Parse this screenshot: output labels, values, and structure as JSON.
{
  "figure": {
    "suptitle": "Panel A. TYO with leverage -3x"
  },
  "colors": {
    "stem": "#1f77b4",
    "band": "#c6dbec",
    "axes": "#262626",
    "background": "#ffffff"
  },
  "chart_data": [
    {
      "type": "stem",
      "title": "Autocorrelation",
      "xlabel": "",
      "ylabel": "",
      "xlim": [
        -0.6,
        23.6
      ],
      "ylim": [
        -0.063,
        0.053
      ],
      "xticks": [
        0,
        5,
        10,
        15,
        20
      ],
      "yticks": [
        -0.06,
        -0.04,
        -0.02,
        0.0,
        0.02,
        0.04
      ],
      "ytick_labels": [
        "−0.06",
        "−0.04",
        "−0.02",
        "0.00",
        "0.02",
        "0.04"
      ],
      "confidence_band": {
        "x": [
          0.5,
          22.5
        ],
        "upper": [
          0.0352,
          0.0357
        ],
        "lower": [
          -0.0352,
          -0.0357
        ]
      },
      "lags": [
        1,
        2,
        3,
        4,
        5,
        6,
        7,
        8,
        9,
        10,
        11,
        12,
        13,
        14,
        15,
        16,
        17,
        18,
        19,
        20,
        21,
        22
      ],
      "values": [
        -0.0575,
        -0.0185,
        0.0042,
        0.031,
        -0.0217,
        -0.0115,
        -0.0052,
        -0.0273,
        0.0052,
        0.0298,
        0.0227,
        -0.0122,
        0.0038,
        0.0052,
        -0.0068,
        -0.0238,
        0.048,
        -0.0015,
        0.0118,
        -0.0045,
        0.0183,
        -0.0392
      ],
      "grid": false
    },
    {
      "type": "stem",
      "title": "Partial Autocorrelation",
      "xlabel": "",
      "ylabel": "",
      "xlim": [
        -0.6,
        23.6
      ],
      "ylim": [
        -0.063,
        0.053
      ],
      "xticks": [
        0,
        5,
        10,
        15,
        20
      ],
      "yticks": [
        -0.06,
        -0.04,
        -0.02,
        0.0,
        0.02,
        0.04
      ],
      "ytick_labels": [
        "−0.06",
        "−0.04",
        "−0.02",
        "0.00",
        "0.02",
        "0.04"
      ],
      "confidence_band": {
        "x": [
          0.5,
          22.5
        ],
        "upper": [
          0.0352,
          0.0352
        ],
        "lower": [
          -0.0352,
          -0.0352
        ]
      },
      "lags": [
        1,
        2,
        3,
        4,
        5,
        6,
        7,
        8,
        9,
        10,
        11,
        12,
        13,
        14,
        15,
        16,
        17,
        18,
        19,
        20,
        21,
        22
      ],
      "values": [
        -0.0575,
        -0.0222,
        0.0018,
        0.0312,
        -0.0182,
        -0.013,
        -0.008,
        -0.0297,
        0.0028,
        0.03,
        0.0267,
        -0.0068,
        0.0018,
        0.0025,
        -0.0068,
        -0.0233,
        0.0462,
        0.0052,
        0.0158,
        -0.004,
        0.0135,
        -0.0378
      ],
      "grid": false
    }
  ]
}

--

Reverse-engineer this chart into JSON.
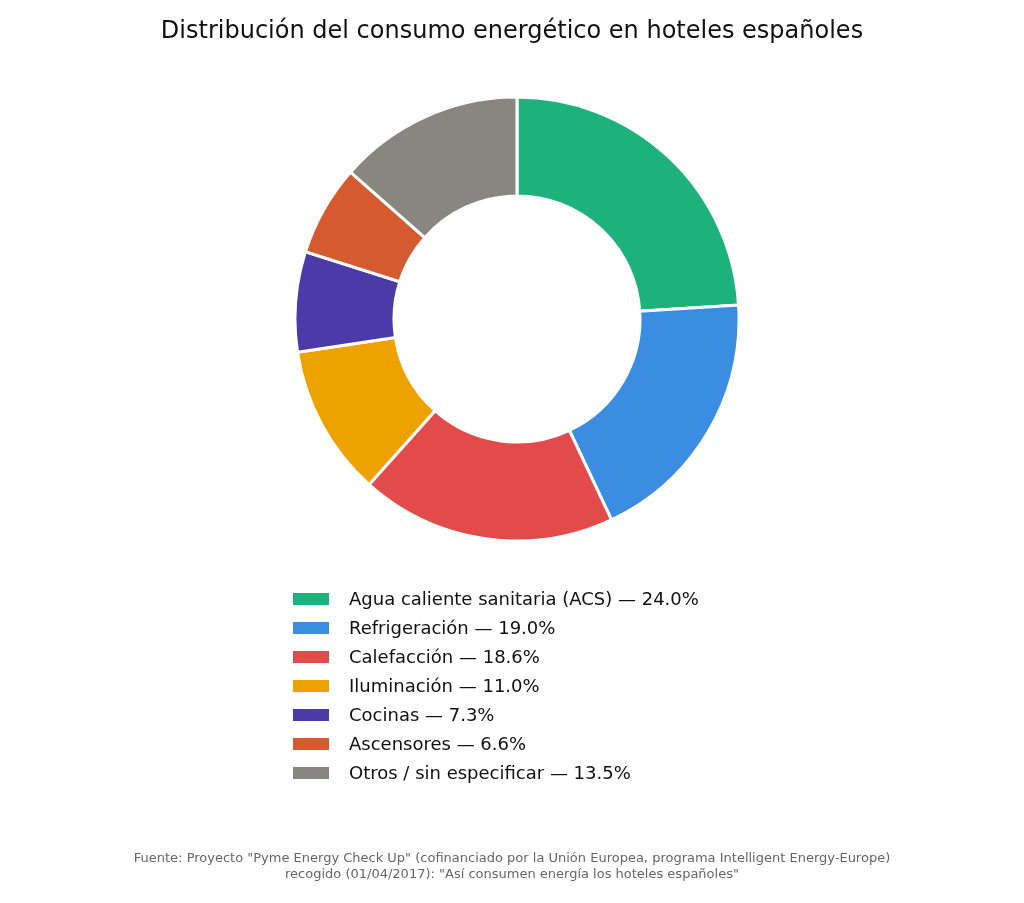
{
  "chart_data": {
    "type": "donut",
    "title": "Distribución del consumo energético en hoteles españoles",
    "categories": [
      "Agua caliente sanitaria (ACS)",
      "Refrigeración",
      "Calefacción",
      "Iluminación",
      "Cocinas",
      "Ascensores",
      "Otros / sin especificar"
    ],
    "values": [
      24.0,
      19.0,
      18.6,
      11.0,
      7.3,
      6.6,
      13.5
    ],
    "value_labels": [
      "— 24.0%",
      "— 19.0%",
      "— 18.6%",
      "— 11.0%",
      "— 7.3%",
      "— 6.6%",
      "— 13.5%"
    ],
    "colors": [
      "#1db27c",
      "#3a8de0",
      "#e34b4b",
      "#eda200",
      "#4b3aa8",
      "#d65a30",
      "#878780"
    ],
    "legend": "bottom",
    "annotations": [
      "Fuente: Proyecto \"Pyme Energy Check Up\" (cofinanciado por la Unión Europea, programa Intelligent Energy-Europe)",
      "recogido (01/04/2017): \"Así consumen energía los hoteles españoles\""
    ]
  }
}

==

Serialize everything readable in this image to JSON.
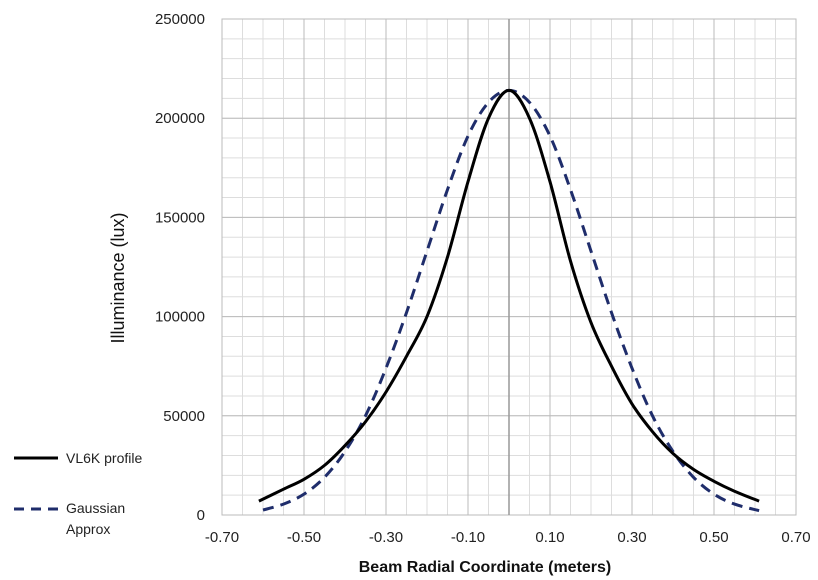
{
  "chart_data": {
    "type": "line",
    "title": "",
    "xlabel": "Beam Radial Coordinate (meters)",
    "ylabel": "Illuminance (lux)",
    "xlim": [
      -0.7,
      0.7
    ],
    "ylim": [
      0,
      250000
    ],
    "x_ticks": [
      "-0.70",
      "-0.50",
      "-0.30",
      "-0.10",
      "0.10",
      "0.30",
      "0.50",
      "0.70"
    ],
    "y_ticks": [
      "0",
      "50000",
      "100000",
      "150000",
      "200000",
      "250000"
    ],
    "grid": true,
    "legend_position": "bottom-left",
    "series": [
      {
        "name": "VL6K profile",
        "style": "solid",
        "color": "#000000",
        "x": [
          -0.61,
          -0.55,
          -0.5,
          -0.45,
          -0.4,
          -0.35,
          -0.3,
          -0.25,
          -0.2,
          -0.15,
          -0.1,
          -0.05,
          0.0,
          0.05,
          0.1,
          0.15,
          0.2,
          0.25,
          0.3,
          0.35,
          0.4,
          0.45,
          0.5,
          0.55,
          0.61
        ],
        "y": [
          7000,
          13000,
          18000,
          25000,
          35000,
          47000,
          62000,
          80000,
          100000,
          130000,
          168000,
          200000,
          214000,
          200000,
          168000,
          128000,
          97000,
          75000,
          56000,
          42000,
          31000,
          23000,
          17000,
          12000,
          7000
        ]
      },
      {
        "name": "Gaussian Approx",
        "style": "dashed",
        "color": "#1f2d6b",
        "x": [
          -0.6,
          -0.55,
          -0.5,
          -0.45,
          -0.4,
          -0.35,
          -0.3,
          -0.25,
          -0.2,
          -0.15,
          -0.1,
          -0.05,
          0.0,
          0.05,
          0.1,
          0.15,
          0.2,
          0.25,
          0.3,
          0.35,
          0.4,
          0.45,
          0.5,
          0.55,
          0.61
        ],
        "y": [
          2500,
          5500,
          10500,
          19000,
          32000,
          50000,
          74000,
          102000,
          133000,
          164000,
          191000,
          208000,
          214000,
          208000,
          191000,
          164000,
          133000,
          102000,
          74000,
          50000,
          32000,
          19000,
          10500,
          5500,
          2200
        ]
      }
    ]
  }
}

Task objective: Find every line holding the word "bottom"; give their count and nothing else.

The reply: 2